• _INSTRUCTIONS TO FOLLOW_: Find each line with the string "name" and report it.
--- START THE INPUT ---
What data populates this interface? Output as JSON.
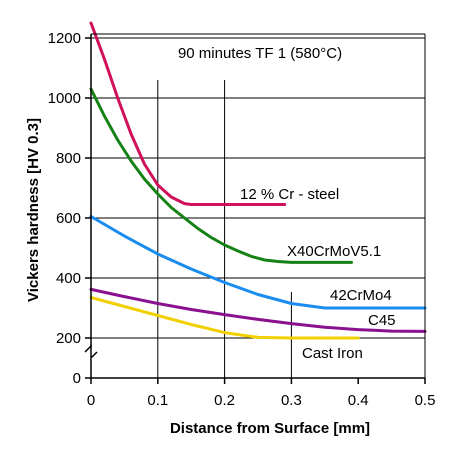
{
  "chart_data": {
    "type": "line",
    "title": "90 minutes TF 1 (580°C)",
    "xlabel": "Distance from Surface [mm]",
    "ylabel": "Vickers hardness [HV 0.3]",
    "xlim": [
      0,
      0.5
    ],
    "ylim": [
      0,
      1300
    ],
    "y_axis_break": true,
    "x_ticks": [
      0,
      0.1,
      0.2,
      0.3,
      0.4,
      0.5
    ],
    "x_tick_labels": [
      "0",
      "0.1",
      "0.2",
      "0.3",
      "0.4",
      "0.5"
    ],
    "y_ticks": [
      0,
      200,
      400,
      600,
      800,
      1000,
      1200
    ],
    "y_tick_labels": [
      "0",
      "200",
      "400",
      "600",
      "800",
      "1000",
      "1200"
    ],
    "grid": "partial",
    "legend": "inline labels",
    "series": [
      {
        "name": "12 % Cr - steel",
        "color": "#d0105a",
        "x": [
          0,
          0.02,
          0.04,
          0.06,
          0.08,
          0.1,
          0.12,
          0.14,
          0.15,
          0.2,
          0.29
        ],
        "y": [
          1250,
          1130,
          1000,
          880,
          780,
          710,
          670,
          648,
          645,
          645,
          645
        ]
      },
      {
        "name": "X40CrMoV5.1",
        "color": "#148214",
        "x": [
          0,
          0.02,
          0.04,
          0.06,
          0.08,
          0.1,
          0.12,
          0.14,
          0.16,
          0.18,
          0.2,
          0.22,
          0.24,
          0.26,
          0.28,
          0.3,
          0.39
        ],
        "y": [
          1030,
          940,
          860,
          790,
          730,
          680,
          635,
          600,
          565,
          535,
          510,
          490,
          472,
          460,
          455,
          452,
          452
        ]
      },
      {
        "name": "42CrMo4",
        "color": "#1a8cf0",
        "x": [
          0,
          0.05,
          0.1,
          0.15,
          0.2,
          0.25,
          0.3,
          0.35,
          0.4,
          0.5
        ],
        "y": [
          605,
          540,
          480,
          430,
          385,
          345,
          315,
          300,
          300,
          300
        ]
      },
      {
        "name": "C45",
        "color": "#8a1090",
        "x": [
          0,
          0.05,
          0.1,
          0.15,
          0.2,
          0.25,
          0.3,
          0.35,
          0.4,
          0.45,
          0.5
        ],
        "y": [
          362,
          338,
          315,
          295,
          278,
          262,
          248,
          236,
          228,
          223,
          222
        ]
      },
      {
        "name": "Cast Iron",
        "color": "#f0d000",
        "x": [
          0,
          0.05,
          0.1,
          0.15,
          0.2,
          0.25,
          0.3,
          0.4
        ],
        "y": [
          335,
          305,
          275,
          245,
          218,
          202,
          200,
          200
        ]
      }
    ]
  }
}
--- END THE INPUT ---
• _EXERCISE RESULT_:
        "name": "12 % Cr - steel",
        "name": "X40CrMoV5.1",
        "name": "42CrMo4",
        "name": "C45",
        "name": "Cast Iron",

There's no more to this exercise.